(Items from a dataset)

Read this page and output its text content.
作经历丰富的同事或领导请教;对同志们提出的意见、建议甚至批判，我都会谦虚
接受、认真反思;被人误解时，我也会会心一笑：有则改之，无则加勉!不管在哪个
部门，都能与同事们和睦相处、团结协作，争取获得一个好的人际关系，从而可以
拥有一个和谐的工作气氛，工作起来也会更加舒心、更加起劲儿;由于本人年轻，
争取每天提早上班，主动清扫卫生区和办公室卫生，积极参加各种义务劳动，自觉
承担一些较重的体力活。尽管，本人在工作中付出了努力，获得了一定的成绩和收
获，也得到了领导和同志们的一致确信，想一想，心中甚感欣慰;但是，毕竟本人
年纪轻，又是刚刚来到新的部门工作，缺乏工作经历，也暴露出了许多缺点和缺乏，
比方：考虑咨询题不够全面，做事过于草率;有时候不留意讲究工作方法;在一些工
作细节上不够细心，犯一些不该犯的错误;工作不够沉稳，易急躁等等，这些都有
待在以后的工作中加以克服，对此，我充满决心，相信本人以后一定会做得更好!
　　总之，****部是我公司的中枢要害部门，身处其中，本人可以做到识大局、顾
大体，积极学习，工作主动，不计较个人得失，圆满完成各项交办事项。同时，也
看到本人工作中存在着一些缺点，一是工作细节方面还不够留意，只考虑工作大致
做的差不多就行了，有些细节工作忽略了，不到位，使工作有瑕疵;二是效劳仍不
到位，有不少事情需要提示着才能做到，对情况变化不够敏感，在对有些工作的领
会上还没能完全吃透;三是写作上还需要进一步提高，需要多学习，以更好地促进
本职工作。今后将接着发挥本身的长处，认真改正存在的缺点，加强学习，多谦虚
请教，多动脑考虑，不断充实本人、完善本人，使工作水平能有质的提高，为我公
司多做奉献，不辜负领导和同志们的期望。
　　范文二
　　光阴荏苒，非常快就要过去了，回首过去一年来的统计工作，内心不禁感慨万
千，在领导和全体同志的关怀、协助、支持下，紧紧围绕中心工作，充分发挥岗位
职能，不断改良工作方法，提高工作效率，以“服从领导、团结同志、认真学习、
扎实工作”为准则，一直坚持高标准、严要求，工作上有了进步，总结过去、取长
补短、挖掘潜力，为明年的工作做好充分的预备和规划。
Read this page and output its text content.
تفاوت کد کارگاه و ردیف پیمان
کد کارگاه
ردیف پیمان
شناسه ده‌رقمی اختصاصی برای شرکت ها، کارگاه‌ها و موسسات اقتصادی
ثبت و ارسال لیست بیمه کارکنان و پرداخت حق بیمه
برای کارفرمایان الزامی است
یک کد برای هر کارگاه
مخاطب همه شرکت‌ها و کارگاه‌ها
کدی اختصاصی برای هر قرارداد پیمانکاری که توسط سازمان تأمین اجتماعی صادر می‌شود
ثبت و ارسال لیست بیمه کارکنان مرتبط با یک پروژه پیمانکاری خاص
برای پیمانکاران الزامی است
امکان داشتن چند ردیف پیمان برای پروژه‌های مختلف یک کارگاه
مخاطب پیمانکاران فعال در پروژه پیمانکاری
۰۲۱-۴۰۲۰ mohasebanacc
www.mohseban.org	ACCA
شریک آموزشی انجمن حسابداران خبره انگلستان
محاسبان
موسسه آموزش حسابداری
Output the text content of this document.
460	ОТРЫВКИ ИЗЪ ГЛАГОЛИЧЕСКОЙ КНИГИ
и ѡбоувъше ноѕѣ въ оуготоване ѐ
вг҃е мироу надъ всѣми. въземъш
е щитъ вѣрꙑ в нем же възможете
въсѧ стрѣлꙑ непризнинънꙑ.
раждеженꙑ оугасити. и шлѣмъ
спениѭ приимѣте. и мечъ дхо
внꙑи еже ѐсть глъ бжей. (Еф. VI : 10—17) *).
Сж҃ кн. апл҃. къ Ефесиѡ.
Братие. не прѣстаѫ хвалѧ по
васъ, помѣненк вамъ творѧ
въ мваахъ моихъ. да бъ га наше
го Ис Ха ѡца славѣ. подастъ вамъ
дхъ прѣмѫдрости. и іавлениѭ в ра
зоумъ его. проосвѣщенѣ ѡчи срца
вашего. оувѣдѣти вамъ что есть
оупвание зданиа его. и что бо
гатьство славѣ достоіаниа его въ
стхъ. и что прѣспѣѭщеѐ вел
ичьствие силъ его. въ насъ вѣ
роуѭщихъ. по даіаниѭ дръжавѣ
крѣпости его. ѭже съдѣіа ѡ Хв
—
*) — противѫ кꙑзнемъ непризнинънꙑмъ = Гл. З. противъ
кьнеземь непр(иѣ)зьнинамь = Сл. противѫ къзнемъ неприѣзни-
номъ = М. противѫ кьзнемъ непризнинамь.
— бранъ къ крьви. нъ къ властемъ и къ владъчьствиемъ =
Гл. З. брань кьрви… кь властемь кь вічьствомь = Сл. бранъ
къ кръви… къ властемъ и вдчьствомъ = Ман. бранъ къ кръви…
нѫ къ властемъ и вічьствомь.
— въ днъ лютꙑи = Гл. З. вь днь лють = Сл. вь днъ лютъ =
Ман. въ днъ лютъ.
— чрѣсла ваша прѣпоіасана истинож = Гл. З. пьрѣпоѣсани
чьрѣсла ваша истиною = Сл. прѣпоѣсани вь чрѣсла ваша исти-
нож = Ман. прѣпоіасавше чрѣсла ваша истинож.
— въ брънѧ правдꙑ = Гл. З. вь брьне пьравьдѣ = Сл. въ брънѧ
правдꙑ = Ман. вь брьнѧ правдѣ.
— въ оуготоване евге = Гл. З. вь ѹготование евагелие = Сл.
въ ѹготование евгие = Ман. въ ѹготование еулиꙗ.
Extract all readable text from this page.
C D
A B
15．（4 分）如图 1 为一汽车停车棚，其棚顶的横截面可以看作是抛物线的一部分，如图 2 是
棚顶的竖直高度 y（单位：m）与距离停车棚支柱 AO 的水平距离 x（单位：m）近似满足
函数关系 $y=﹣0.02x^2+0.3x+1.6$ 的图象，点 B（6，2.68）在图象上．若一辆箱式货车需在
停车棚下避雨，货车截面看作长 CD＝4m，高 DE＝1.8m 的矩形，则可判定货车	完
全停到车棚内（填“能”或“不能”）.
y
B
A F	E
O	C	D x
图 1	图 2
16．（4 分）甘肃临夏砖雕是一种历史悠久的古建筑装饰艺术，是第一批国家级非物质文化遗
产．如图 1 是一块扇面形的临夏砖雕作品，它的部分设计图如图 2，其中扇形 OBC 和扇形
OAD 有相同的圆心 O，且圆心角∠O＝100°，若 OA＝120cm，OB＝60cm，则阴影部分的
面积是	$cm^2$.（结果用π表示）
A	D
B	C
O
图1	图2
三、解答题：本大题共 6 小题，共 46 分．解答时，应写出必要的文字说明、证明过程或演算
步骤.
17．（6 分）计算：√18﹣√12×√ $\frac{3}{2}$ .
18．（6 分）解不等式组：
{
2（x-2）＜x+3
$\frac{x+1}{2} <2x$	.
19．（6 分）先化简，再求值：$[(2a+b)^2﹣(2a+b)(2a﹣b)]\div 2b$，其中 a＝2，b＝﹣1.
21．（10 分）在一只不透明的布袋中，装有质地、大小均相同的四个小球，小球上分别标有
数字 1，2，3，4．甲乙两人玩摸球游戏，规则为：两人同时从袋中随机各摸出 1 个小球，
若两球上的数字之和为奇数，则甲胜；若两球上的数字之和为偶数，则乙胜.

WORK TO DO.
Which lines include the word "властемъ"? Copy every one of them.

ANSWER TO THE PROBLEM.
— бранъ къ крьви. нъ къ властемъ и къ владъчьствиемъ =
къ кръви… къ властемъ и вдчьствомъ = Ман. бранъ къ кръви…
нѫ къ властемъ и вічьствомь.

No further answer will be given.